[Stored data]

━━━━

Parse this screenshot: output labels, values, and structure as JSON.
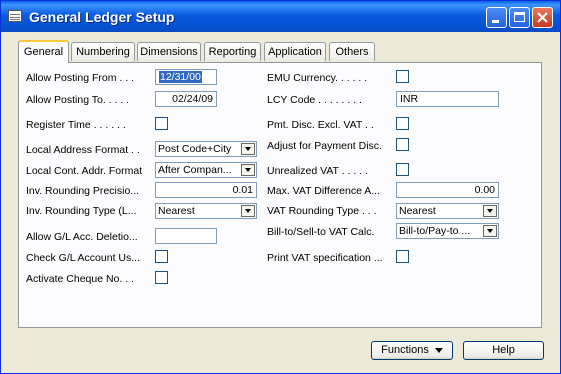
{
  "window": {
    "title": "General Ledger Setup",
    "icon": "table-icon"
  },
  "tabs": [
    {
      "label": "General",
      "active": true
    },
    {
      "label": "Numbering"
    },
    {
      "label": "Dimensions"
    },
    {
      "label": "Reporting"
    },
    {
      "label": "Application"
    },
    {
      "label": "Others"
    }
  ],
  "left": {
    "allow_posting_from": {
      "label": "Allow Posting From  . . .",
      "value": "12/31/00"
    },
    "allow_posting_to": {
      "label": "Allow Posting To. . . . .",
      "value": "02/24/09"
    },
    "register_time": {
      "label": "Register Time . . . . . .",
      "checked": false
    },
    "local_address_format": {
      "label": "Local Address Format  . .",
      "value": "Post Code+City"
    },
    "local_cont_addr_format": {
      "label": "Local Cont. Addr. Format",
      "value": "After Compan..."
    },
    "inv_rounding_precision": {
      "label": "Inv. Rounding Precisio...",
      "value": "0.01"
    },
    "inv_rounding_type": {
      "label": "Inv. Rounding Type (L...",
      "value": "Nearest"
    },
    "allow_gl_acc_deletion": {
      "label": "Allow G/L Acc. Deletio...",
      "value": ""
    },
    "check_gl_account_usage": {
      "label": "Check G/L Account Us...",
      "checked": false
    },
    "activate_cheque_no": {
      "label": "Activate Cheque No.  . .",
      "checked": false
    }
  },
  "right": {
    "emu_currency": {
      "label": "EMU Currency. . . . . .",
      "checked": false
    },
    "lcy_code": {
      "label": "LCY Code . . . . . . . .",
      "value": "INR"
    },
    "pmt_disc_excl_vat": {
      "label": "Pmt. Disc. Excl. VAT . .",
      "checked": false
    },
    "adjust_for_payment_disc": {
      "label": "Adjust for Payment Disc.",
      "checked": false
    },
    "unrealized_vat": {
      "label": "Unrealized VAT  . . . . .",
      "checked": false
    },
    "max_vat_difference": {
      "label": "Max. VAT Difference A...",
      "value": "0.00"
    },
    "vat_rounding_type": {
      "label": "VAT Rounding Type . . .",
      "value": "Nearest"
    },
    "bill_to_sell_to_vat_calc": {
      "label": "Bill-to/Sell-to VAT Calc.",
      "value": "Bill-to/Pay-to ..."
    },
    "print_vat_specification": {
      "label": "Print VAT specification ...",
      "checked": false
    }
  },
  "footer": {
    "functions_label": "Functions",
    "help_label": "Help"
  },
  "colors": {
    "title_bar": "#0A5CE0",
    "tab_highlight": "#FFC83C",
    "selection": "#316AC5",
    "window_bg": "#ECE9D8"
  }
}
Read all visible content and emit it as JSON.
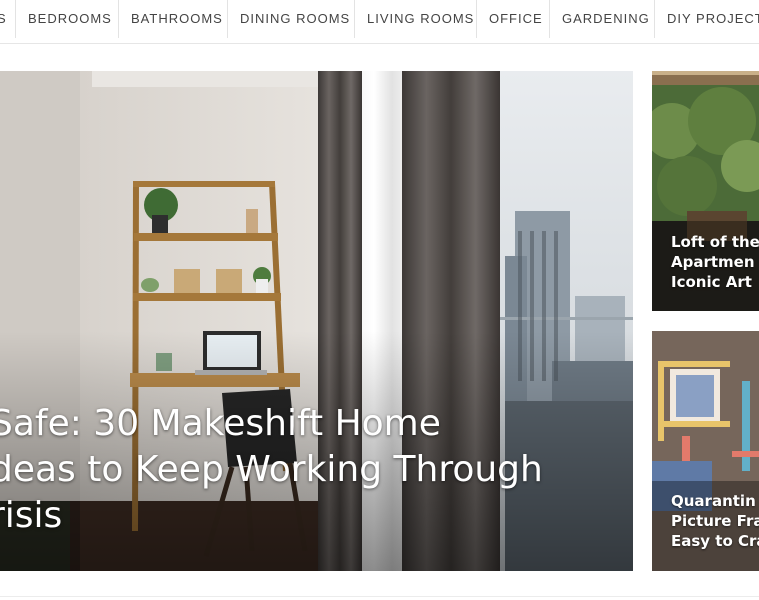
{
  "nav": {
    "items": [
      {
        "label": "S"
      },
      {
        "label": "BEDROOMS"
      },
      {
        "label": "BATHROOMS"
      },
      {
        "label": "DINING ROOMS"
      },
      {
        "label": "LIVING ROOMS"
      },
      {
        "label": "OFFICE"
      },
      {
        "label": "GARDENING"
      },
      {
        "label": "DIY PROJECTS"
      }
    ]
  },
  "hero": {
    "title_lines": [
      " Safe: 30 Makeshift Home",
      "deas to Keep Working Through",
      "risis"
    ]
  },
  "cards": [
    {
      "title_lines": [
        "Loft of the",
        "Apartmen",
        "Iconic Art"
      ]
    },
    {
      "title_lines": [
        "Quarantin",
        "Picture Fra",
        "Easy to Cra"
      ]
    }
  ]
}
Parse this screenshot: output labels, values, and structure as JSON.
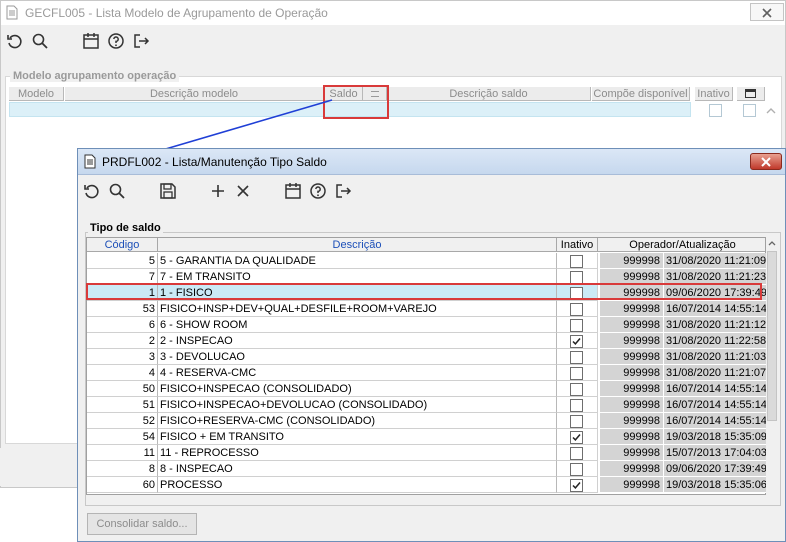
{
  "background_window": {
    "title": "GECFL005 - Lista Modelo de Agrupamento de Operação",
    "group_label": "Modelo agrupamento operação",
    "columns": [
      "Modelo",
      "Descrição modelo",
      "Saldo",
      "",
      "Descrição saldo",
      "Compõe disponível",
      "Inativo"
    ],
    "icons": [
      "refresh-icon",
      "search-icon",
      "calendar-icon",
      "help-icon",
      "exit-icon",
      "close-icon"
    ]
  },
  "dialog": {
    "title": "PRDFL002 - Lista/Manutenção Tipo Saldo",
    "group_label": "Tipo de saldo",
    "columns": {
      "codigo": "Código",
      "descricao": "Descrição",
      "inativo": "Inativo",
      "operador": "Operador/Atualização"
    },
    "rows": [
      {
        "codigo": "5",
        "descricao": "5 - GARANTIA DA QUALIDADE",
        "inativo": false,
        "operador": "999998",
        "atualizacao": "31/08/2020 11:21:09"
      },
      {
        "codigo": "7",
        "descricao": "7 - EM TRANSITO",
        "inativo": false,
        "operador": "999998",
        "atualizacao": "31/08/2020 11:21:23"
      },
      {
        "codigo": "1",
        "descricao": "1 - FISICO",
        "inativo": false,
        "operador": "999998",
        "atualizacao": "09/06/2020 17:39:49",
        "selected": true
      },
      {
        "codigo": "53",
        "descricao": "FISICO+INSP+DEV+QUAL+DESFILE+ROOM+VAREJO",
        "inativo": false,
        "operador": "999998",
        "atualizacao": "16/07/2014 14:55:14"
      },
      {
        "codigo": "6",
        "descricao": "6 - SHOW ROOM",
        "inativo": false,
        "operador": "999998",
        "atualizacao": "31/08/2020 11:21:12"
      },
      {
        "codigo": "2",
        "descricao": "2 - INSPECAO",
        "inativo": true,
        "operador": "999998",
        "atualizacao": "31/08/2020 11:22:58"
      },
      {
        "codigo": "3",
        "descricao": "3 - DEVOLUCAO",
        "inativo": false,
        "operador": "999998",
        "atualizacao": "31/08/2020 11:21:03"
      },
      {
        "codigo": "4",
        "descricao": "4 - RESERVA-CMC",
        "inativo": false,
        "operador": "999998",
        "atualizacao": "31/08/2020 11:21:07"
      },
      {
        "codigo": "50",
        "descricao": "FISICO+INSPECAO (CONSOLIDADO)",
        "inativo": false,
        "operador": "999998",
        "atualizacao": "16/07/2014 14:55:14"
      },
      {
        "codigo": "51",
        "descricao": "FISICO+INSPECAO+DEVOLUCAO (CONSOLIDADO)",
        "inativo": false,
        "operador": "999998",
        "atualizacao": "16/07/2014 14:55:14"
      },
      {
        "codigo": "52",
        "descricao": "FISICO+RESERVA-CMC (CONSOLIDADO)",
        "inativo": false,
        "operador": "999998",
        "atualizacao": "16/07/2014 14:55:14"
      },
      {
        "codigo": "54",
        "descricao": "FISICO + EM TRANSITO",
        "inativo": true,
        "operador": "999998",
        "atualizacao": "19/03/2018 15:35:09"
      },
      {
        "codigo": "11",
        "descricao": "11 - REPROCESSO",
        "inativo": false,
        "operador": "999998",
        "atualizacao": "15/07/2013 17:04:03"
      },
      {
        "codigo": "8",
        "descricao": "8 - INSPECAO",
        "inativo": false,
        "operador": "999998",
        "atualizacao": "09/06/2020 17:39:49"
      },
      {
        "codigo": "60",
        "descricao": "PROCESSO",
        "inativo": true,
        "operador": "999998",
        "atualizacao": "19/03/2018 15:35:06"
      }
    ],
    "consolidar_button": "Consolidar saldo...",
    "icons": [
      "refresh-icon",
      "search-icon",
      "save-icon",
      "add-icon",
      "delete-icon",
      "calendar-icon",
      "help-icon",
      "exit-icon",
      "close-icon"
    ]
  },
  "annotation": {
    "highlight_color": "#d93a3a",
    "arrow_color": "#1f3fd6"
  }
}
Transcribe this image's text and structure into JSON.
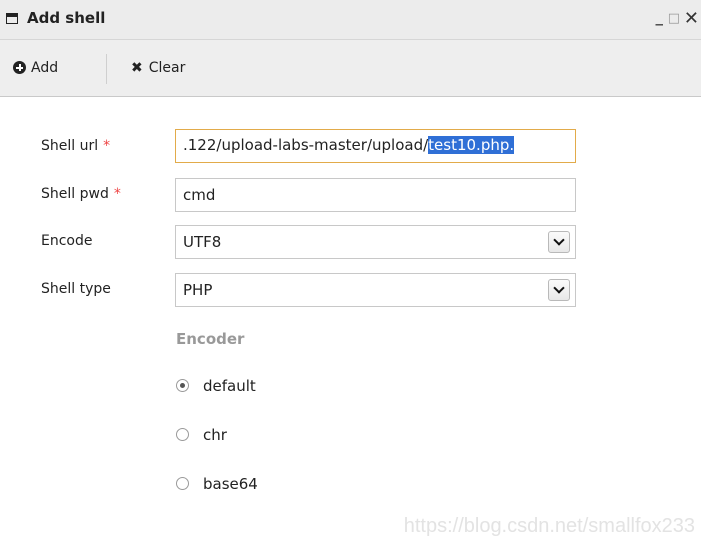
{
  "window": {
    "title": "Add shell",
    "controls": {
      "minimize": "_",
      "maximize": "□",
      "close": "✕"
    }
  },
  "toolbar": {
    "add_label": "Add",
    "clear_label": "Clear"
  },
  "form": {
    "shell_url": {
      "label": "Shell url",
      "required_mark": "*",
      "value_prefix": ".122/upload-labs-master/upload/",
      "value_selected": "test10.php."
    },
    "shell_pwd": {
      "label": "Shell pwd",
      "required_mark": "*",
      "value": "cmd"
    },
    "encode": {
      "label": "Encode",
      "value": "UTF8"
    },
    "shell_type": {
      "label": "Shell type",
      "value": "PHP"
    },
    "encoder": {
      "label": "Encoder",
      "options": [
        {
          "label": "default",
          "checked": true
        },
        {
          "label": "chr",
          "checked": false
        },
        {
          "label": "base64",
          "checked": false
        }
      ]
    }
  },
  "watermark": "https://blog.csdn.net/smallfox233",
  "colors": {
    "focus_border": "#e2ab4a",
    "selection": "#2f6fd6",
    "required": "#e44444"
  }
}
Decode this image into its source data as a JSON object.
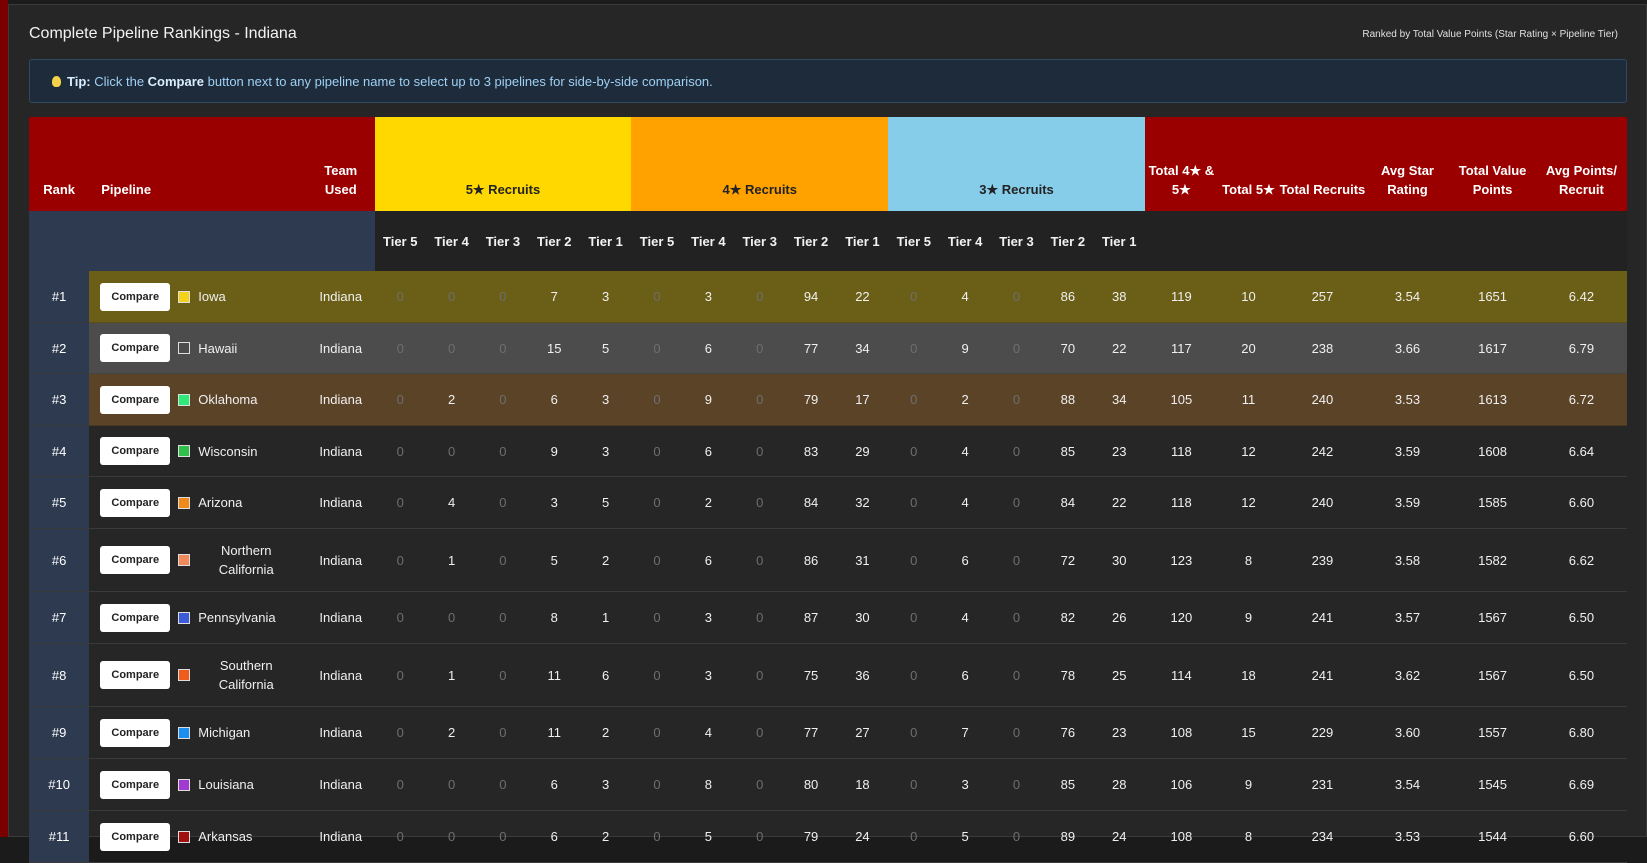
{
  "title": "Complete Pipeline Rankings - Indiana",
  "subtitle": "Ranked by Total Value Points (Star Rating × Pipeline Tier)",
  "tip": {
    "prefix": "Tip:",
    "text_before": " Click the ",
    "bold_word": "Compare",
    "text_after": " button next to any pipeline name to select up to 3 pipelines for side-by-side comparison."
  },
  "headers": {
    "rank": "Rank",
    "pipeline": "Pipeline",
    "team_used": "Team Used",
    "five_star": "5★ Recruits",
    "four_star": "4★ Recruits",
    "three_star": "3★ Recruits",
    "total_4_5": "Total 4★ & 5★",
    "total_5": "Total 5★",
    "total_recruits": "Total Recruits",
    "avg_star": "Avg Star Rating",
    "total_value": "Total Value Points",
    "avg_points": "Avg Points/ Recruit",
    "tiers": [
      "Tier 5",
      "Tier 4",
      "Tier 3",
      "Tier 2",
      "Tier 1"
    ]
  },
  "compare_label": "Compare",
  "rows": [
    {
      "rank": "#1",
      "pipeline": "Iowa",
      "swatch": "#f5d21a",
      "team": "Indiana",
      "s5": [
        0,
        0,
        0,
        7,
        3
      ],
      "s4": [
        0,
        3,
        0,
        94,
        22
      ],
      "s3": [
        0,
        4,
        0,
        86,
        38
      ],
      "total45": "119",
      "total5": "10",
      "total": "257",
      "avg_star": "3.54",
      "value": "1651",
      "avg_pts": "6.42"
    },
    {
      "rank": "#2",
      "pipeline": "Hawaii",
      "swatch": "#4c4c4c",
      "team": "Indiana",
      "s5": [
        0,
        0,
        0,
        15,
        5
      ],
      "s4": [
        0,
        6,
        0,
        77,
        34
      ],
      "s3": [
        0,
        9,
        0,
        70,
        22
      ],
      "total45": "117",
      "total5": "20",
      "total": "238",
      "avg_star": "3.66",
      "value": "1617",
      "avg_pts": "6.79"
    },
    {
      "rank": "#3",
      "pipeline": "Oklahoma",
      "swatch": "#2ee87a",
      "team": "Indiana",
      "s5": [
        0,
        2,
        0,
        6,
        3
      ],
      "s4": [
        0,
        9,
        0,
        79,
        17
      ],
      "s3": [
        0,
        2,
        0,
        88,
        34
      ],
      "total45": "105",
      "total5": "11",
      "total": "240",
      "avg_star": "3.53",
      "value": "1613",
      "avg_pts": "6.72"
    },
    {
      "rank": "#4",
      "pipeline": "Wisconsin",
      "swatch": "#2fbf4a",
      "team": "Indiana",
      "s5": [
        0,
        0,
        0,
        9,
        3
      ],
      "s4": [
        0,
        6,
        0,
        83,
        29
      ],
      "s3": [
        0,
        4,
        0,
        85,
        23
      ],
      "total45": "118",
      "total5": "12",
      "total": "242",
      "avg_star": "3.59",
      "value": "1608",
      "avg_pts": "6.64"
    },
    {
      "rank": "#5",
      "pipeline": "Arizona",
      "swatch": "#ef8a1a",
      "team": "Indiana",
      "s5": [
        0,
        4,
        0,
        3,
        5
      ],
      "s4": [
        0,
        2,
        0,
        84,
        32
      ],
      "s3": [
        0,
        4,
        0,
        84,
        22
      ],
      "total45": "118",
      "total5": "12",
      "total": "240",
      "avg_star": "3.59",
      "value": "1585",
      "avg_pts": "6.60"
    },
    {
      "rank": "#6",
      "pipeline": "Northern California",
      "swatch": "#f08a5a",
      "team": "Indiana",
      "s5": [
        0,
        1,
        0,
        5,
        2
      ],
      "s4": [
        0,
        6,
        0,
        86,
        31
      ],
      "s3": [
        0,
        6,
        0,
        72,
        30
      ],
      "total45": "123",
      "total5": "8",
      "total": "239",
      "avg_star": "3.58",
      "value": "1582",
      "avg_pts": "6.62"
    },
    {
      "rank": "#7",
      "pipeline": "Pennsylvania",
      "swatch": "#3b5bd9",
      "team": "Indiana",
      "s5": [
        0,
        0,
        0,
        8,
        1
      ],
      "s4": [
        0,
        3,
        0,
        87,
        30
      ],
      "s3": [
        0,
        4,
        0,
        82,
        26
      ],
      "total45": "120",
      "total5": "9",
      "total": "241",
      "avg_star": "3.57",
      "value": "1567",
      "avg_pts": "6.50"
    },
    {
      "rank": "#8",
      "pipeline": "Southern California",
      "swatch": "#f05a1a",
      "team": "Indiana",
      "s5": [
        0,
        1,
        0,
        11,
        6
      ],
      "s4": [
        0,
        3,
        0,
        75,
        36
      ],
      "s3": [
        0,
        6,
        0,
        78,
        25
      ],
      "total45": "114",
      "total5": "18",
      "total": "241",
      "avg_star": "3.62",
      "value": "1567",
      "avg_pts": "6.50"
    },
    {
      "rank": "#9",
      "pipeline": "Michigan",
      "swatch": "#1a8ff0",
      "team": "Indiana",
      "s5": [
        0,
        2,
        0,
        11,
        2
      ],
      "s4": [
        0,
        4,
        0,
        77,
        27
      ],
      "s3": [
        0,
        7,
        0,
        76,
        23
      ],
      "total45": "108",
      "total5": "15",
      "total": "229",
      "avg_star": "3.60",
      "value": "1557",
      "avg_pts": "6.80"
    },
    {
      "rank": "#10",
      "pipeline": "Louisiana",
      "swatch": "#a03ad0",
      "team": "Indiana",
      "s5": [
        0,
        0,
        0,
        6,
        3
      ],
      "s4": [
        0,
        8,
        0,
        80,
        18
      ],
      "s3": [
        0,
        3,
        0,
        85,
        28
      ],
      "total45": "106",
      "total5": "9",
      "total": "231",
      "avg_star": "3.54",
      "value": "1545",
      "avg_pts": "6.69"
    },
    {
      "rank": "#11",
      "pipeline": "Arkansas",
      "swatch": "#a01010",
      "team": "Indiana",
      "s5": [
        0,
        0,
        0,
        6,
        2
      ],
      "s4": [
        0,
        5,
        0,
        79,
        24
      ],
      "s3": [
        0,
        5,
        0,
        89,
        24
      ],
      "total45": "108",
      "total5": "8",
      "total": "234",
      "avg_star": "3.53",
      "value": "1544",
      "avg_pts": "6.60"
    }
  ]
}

━━━━

Task prompt =
Show all lines in the entries above where the string "California" appears.

Completed exercise =
      "pipeline": "Northern California",
      "pipeline": "Southern California",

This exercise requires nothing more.